Remote Work from Home solutions a possibility if the Coronavirus increases in Australia.

The second thing is that we are looking at it remote desktop solutions to allow for increased interest in work from home solutions.  This will mitigate the risk of staff in an office situation and will allow businesses to protect staff and minimise the business impact from Coronavirus.  The recent travel bans and quarantines in Wuhan have been described as the world’s largest work from home experiment.  For Wuhan businesses, it was thrust upon them with little warning.  Over the next few weeks, we will monitor changes and if there is an increase in the number of cases, customers may start to look at the ability to conduct work with as many staff as possible working from home.

 

Intel CPU shortage coronavirus

The Coronavirus is starting to impact the PC, laptop and Server market, with Intel stocks hit hardest.

 

Work from home solutions for Small Businesses

At Extreme Networks, we use

  • Microsoft Remote Desktop
  • Logitech video conference equipment
  • Microsoft Teams
  • Confluence
  • Skype

This is set up predominantly so that engineers can have access to the tools they need to work when onsite, but it also means that they are able to work from home, if it was required.

Many businesses, particularly professional services like accountants and lawyers are able to work quite effectively.  Others that require physical labour are not so lucky.

Your Coronavirus Business Continuity plan should look at the impact that the Virus is having now, particularly with your Supply Chain and the possibility of the restriction of movement for people and how that will impact your cashflow.

Small Business Cost Controls

We have had some success with customers who have been able to negotiate significant rent reductions from landlords as revenue drops, especially in hospitality,  and leisure and travel.  We encourage small businesses to have a discussion with their landlords about the current rent vs the decline in revenue.  Landlords are very aware that filling many spaces, especially retail could be extremely difficult given the current climate.

Federal Government stimulus

We expect the Federal Government to release a stimulus package, potentially as early as this week.  The Prime Minister has released the principles of the plan, but no details yet.

▶ _Records shown_:

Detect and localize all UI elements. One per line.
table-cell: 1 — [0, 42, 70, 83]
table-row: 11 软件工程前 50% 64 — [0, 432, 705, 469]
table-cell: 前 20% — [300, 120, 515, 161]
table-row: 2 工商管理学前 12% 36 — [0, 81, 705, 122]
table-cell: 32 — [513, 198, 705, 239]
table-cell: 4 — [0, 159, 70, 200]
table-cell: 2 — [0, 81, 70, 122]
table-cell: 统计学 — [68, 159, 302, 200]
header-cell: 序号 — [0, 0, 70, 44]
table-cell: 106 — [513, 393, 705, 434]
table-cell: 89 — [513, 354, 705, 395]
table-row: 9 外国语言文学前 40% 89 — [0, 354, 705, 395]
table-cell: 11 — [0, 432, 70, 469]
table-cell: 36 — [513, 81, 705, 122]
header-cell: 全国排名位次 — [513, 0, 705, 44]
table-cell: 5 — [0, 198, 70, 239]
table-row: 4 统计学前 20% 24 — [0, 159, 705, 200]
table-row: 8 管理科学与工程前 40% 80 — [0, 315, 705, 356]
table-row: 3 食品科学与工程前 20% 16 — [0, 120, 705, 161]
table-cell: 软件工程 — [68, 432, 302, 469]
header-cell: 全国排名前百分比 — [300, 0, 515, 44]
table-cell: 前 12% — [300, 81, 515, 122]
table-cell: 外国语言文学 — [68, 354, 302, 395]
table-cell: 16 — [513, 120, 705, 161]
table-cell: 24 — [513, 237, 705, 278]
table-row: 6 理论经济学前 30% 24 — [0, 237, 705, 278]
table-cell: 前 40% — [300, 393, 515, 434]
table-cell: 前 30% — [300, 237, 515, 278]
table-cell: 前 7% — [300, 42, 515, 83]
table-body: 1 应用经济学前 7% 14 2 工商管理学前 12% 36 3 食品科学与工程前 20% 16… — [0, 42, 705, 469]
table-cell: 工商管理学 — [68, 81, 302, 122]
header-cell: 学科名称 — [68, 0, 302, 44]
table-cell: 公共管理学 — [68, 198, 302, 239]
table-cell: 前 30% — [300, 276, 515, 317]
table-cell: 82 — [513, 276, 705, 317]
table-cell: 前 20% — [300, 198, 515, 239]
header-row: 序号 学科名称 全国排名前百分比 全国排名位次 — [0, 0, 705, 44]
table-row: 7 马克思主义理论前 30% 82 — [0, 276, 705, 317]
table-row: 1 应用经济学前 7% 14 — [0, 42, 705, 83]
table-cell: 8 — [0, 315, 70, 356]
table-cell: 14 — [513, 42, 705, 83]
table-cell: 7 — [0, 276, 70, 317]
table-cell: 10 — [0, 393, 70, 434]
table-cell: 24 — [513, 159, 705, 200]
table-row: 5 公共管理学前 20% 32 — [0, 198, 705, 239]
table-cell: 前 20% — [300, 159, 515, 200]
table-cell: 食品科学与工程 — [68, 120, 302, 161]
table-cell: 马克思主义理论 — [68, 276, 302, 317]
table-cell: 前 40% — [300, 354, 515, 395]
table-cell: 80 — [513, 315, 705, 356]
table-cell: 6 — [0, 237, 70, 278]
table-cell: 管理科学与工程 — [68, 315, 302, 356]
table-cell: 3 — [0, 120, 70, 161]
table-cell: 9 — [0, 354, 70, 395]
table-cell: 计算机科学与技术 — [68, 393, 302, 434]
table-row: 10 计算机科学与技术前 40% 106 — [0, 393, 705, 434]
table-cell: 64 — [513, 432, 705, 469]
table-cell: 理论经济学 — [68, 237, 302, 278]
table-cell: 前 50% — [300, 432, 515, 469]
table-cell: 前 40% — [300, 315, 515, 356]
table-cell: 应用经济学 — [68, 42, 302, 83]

▶ _Things to do_:
1. Reproduce the part of the coronavirus work-from-home piece starting with "Many businesses, particularly" and going on through "not so lucky.".
2. Using the coronavirus work-from-home piece, answer yes or no for each statement and quote the words that decide it: (a) businesses in Wuhan had plenty of warning before working from home; (b) the Prime Minister has released full details of the stimulus plan; (c) small businesses are encouraged to talk with their landlords about rent.

▶ _Expected responses_:
1.
Many businesses, particularly professional services like accountants and lawyers are able to work quite effectively.  Others that require physical labour are not so lucky.

2.
(a) No: "For Wuhan businesses, it was thrust upon them with little warning."
(b) No: "The Prime Minister has released the principles of the plan, but no details yet."
(c) Yes: "We encourage small businesses to have a discussion with their landlords about the current rent vs the decline in revenue."